Each record that follows should be repeated exactly, minus any images.

##########

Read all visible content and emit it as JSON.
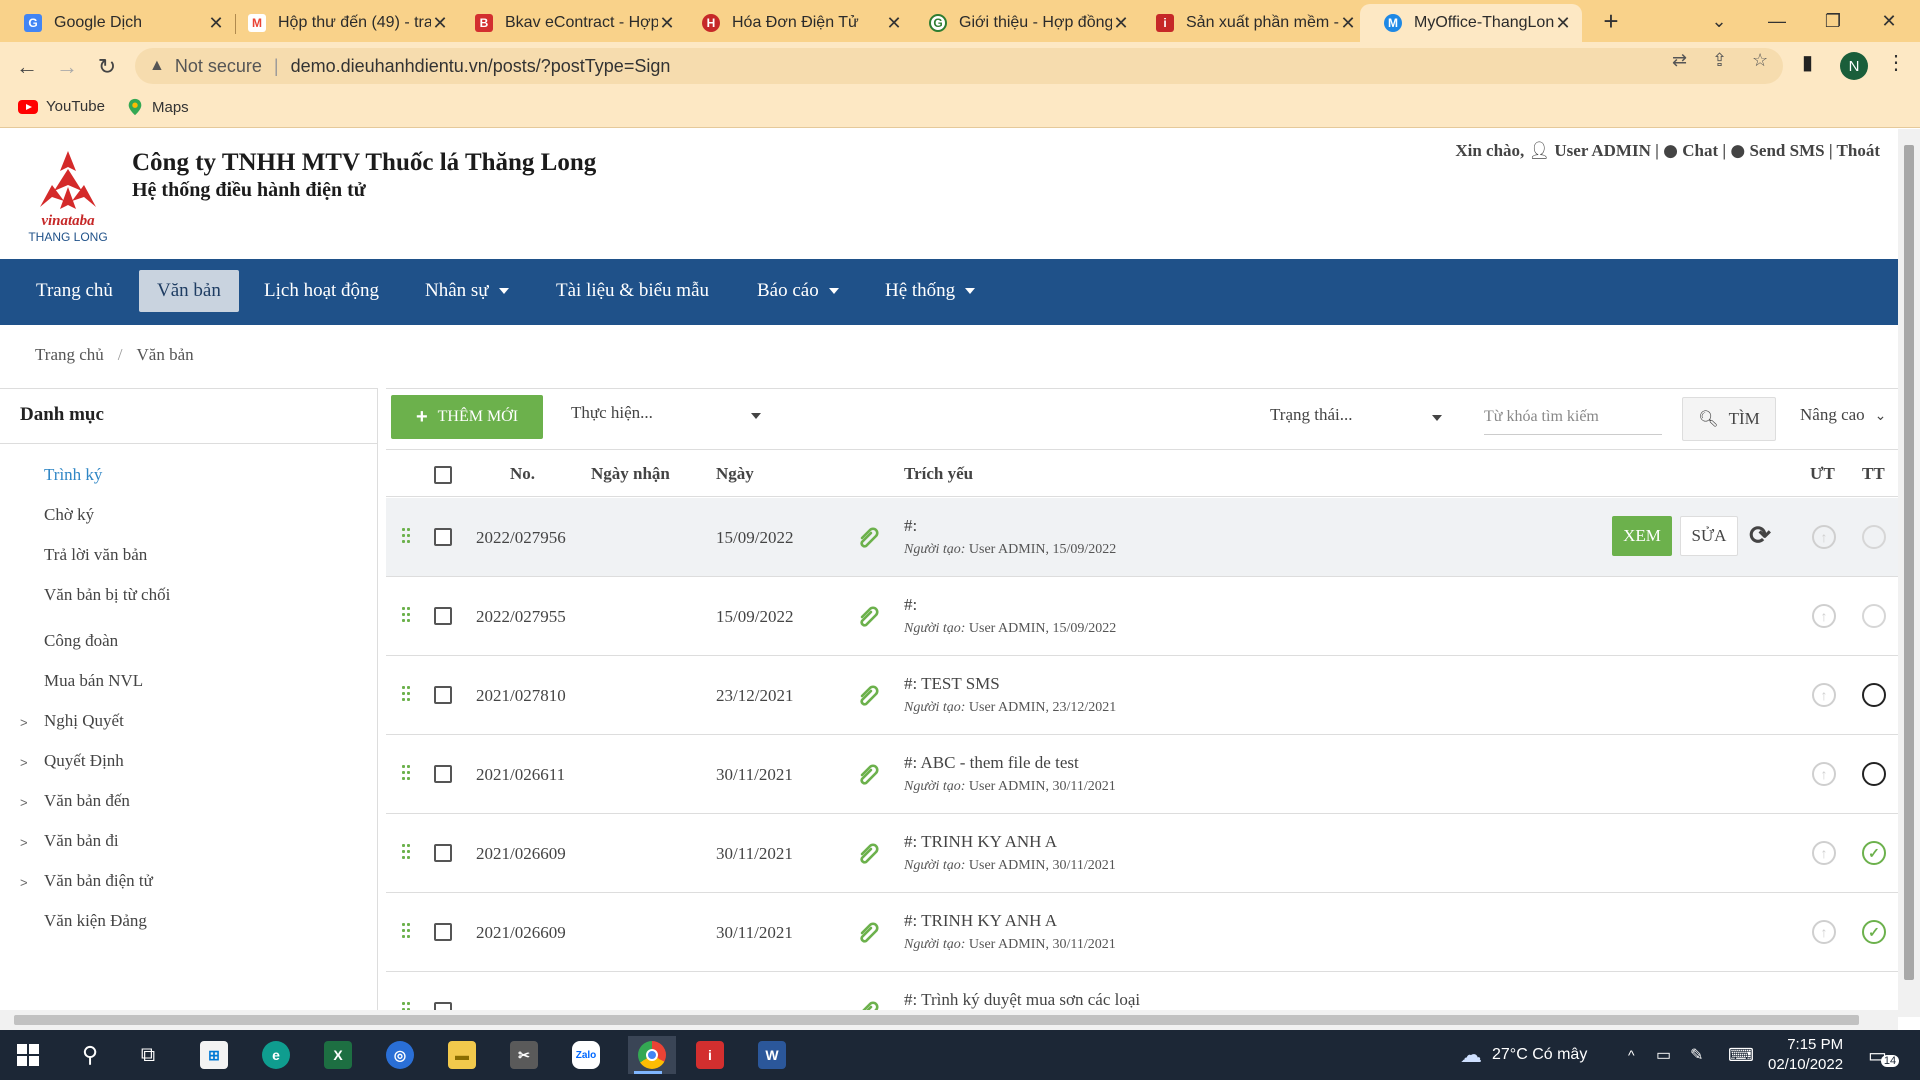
{
  "browser": {
    "tabs": [
      {
        "title": "Google Dịch",
        "color": "#4285f4",
        "icon": "G"
      },
      {
        "title": "Hộp thư đến (49) - tra",
        "color": "#ea4335",
        "icon": "M"
      },
      {
        "title": "Bkav eContract - Hợp",
        "color": "#d32f2f",
        "icon": "B"
      },
      {
        "title": "Hóa Đơn Điện Tử",
        "color": "#c62828",
        "icon": "H"
      },
      {
        "title": "Giới thiệu - Hợp đồng",
        "color": "#2e7d32",
        "icon": "G"
      },
      {
        "title": "Sản xuất phần mềm -",
        "color": "#c62828",
        "icon": "i"
      },
      {
        "title": "MyOffice-ThangLong",
        "color": "#1e88e5",
        "icon": "M"
      }
    ],
    "new_tab": "+",
    "not_secure": "Not secure",
    "url": "demo.dieuhanhdientu.vn/posts/?postType=Sign",
    "profile_initial": "N",
    "bookmarks": [
      {
        "label": "YouTube"
      },
      {
        "label": "Maps"
      }
    ]
  },
  "header": {
    "company": "Công ty TNHH MTV Thuốc lá Thăng Long",
    "system": "Hệ thống điều hành điện tử",
    "logo_brand": "vinataba",
    "logo_sub": "THANG LONG",
    "greeting": "Xin chào,",
    "user": "User ADMIN",
    "chat": "Chat",
    "send_sms": "Send SMS",
    "logout": "Thoát"
  },
  "nav": {
    "items": [
      {
        "label": "Trang chủ"
      },
      {
        "label": "Văn bản"
      },
      {
        "label": "Lịch hoạt động"
      },
      {
        "label": "Nhân sự"
      },
      {
        "label": "Tài liệu & biểu mẫu"
      },
      {
        "label": "Báo cáo"
      },
      {
        "label": "Hệ thống"
      }
    ]
  },
  "breadcrumb": {
    "home": "Trang chủ",
    "sep": "/",
    "current": "Văn bản"
  },
  "sidebar": {
    "title": "Danh mục",
    "items": [
      {
        "label": "Trình ký"
      },
      {
        "label": "Chờ ký"
      },
      {
        "label": "Trả lời văn bản"
      },
      {
        "label": "Văn bản bị từ chối"
      },
      {
        "label": "Công đoàn"
      },
      {
        "label": "Mua bán NVL"
      },
      {
        "label": "Nghị Quyết"
      },
      {
        "label": "Quyết Định"
      },
      {
        "label": "Văn bản đến"
      },
      {
        "label": "Văn bản đi"
      },
      {
        "label": "Văn bản điện tử"
      },
      {
        "label": "Văn kiện Đảng"
      }
    ]
  },
  "toolbar": {
    "add_label": "THÊM MỚI",
    "thuchien_placeholder": "Thực hiện...",
    "trangthai_placeholder": "Trạng thái...",
    "search_placeholder": "Từ khóa tìm kiếm",
    "search_label": "TÌM",
    "advanced_label": "Nâng cao"
  },
  "table": {
    "headers": {
      "no": "No.",
      "ngay_nhan": "Ngày nhận",
      "ngay": "Ngày",
      "trich_yeu": "Trích yếu",
      "ut": "ƯT",
      "tt": "TT"
    },
    "creator_label": "Người tạo:",
    "view_label": "XEM",
    "edit_label": "SỬA",
    "rows": [
      {
        "no": "2022/027956",
        "date": "15/09/2022",
        "trich_yeu": "#:",
        "meta": "User ADMIN, 15/09/2022",
        "status": "empty"
      },
      {
        "no": "2022/027955",
        "date": "15/09/2022",
        "trich_yeu": "#:",
        "meta": "User ADMIN, 15/09/2022",
        "status": "empty"
      },
      {
        "no": "2021/027810",
        "date": "23/12/2021",
        "trich_yeu": "#: TEST SMS",
        "meta": "User ADMIN, 23/12/2021",
        "status": "dark"
      },
      {
        "no": "2021/026611",
        "date": "30/11/2021",
        "trich_yeu": "#: ABC - them file de test",
        "meta": "User ADMIN, 30/11/2021",
        "status": "dark"
      },
      {
        "no": "2021/026609",
        "date": "30/11/2021",
        "trich_yeu": "#: TRINH KY ANH A",
        "meta": "User ADMIN, 30/11/2021",
        "status": "check"
      },
      {
        "no": "2021/026609",
        "date": "30/11/2021",
        "trich_yeu": "#: TRINH KY ANH A",
        "meta": "User ADMIN, 30/11/2021",
        "status": "check"
      },
      {
        "trich_yeu": "#: Trình ký duyệt mua sơn các loại"
      }
    ]
  },
  "taskbar": {
    "weather": "27°C Có mây",
    "time": "7:15 PM",
    "date": "02/10/2022",
    "notifications": "14"
  }
}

##########

Answer to this task ▸
Read all visible content and emit it as JSON.
{
  "browser": {
    "tabs": [
      {
        "title": "Google Dịch",
        "color": "#4285f4",
        "icon": "G"
      },
      {
        "title": "Hộp thư đến (49) - tra",
        "color": "#ea4335",
        "icon": "M"
      },
      {
        "title": "Bkav eContract - Hợp",
        "color": "#d32f2f",
        "icon": "B"
      },
      {
        "title": "Hóa Đơn Điện Tử",
        "color": "#c62828",
        "icon": "H"
      },
      {
        "title": "Giới thiệu - Hợp đồng",
        "color": "#2e7d32",
        "icon": "G"
      },
      {
        "title": "Sản xuất phần mềm -",
        "color": "#c62828",
        "icon": "i"
      },
      {
        "title": "MyOffice-ThangLong",
        "color": "#1e88e5",
        "icon": "M"
      }
    ],
    "new_tab": "+",
    "not_secure": "Not secure",
    "url": "demo.dieuhanhdientu.vn/posts/?postType=Sign",
    "profile_initial": "N",
    "bookmarks": [
      {
        "label": "YouTube"
      },
      {
        "label": "Maps"
      }
    ]
  },
  "header": {
    "company": "Công ty TNHH MTV Thuốc lá Thăng Long",
    "system": "Hệ thống điều hành điện tử",
    "logo_brand": "vinataba",
    "logo_sub": "THANG LONG",
    "greeting": "Xin chào,",
    "user": "User ADMIN",
    "chat": "Chat",
    "send_sms": "Send SMS",
    "logout": "Thoát"
  },
  "nav": {
    "items": [
      {
        "label": "Trang chủ"
      },
      {
        "label": "Văn bản"
      },
      {
        "label": "Lịch hoạt động"
      },
      {
        "label": "Nhân sự"
      },
      {
        "label": "Tài liệu & biểu mẫu"
      },
      {
        "label": "Báo cáo"
      },
      {
        "label": "Hệ thống"
      }
    ]
  },
  "breadcrumb": {
    "home": "Trang chủ",
    "sep": "/",
    "current": "Văn bản"
  },
  "sidebar": {
    "title": "Danh mục",
    "items": [
      {
        "label": "Trình ký"
      },
      {
        "label": "Chờ ký"
      },
      {
        "label": "Trả lời văn bản"
      },
      {
        "label": "Văn bản bị từ chối"
      },
      {
        "label": "Công đoàn"
      },
      {
        "label": "Mua bán NVL"
      },
      {
        "label": "Nghị Quyết"
      },
      {
        "label": "Quyết Định"
      },
      {
        "label": "Văn bản đến"
      },
      {
        "label": "Văn bản đi"
      },
      {
        "label": "Văn bản điện tử"
      },
      {
        "label": "Văn kiện Đảng"
      }
    ]
  },
  "toolbar": {
    "add_label": "THÊM MỚI",
    "thuchien_placeholder": "Thực hiện...",
    "trangthai_placeholder": "Trạng thái...",
    "search_placeholder": "Từ khóa tìm kiếm",
    "search_label": "TÌM",
    "advanced_label": "Nâng cao"
  },
  "table": {
    "headers": {
      "no": "No.",
      "ngay_nhan": "Ngày nhận",
      "ngay": "Ngày",
      "trich_yeu": "Trích yếu",
      "ut": "ƯT",
      "tt": "TT"
    },
    "creator_label": "Người tạo:",
    "view_label": "XEM",
    "edit_label": "SỬA",
    "rows": [
      {
        "no": "2022/027956",
        "date": "15/09/2022",
        "trich_yeu": "#:",
        "meta": "User ADMIN, 15/09/2022",
        "status": "empty"
      },
      {
        "no": "2022/027955",
        "date": "15/09/2022",
        "trich_yeu": "#:",
        "meta": "User ADMIN, 15/09/2022",
        "status": "empty"
      },
      {
        "no": "2021/027810",
        "date": "23/12/2021",
        "trich_yeu": "#: TEST SMS",
        "meta": "User ADMIN, 23/12/2021",
        "status": "dark"
      },
      {
        "no": "2021/026611",
        "date": "30/11/2021",
        "trich_yeu": "#: ABC - them file de test",
        "meta": "User ADMIN, 30/11/2021",
        "status": "dark"
      },
      {
        "no": "2021/026609",
        "date": "30/11/2021",
        "trich_yeu": "#: TRINH KY ANH A",
        "meta": "User ADMIN, 30/11/2021",
        "status": "check"
      },
      {
        "no": "2021/026609",
        "date": "30/11/2021",
        "trich_yeu": "#: TRINH KY ANH A",
        "meta": "User ADMIN, 30/11/2021",
        "status": "check"
      },
      {
        "trich_yeu": "#: Trình ký duyệt mua sơn các loại"
      }
    ]
  },
  "taskbar": {
    "weather": "27°C Có mây",
    "time": "7:15 PM",
    "date": "02/10/2022",
    "notifications": "14"
  }
}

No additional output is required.